• [WRITTEN EXERCISE]: Look through the data below. Pick out the lines holding the string "JSON".

• [RAW DATA]:
------------------------------------
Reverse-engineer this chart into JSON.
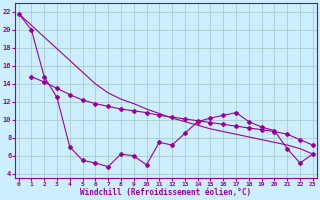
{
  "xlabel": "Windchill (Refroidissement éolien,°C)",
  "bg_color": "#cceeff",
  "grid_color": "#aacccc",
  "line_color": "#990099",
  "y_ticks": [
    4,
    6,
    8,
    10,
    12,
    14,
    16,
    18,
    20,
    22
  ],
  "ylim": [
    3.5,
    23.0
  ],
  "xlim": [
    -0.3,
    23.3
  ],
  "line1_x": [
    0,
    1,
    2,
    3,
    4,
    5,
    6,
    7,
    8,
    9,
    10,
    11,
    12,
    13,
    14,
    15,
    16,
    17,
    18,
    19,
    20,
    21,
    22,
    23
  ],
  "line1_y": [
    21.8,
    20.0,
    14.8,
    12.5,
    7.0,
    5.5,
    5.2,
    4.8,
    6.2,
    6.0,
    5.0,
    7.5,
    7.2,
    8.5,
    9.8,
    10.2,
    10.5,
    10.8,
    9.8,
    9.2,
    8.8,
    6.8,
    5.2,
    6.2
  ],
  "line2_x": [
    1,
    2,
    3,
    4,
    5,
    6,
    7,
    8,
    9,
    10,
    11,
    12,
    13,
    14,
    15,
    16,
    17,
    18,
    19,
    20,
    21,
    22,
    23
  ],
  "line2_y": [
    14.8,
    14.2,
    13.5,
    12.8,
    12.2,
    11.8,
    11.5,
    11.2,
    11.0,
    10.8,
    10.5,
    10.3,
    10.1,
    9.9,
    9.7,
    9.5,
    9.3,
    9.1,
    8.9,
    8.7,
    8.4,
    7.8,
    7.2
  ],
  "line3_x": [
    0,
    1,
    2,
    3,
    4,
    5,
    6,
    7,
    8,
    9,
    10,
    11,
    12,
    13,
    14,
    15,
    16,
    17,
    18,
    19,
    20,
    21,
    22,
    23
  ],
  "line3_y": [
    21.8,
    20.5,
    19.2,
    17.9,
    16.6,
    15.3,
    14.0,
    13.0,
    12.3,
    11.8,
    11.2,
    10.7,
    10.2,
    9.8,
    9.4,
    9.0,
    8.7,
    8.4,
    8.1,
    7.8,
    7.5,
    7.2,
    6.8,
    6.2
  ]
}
------------------------------------
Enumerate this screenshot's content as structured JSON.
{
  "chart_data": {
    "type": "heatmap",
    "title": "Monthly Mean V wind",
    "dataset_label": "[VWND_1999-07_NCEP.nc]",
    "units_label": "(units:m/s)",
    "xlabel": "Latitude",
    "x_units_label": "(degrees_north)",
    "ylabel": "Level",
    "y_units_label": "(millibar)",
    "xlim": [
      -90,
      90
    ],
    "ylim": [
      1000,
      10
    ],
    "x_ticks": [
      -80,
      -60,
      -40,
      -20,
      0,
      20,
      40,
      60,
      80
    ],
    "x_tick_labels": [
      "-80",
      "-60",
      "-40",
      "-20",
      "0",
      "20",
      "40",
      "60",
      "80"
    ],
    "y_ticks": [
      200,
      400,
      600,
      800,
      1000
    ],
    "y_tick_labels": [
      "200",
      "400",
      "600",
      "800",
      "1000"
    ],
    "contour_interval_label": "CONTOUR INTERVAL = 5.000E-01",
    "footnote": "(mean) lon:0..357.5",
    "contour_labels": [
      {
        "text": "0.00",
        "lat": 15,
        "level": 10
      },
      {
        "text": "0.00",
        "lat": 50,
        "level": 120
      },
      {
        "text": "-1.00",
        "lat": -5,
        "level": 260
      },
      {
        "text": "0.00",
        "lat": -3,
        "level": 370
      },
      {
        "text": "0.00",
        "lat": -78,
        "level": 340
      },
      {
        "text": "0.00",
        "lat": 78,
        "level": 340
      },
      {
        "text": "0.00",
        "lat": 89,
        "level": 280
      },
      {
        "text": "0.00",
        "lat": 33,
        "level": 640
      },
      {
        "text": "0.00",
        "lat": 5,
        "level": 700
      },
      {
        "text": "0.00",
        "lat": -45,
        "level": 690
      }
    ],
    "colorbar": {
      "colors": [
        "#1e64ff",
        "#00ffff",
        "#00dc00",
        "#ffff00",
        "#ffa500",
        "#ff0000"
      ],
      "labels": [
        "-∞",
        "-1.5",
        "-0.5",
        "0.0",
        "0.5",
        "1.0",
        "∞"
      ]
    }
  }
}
------------------------------------
• [CORRECT RESULT]:
Reverse-engineer this chart into JSON.
Enumerate this screenshot's content as structured JSON.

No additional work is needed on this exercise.